• WHAT IS BEING ASKED:
Count the lines of the data below that contain the string "legend". Reply with the number alone.

• MATERIAL PROVIDED:
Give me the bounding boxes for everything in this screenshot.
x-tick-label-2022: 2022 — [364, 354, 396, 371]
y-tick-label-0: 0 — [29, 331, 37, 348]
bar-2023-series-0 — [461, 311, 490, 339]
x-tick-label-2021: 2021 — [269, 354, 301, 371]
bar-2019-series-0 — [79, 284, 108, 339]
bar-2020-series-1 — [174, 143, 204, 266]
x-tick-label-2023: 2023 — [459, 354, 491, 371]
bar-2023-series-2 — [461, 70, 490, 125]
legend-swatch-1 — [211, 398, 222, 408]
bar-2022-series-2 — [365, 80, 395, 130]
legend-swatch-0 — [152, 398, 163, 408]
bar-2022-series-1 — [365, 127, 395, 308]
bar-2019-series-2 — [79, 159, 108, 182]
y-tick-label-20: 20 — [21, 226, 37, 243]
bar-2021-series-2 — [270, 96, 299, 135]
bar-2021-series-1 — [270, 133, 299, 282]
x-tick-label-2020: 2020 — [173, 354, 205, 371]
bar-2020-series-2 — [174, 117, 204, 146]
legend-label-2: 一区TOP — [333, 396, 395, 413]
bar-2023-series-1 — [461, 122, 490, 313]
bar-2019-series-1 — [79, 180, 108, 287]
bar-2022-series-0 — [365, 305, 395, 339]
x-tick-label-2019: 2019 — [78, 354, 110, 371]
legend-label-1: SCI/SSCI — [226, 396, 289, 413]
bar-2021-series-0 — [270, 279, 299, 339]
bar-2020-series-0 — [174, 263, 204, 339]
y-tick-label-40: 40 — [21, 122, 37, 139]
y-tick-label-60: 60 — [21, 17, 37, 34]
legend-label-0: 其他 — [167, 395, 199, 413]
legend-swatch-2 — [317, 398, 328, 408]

• RESULT OF THE TASK:
6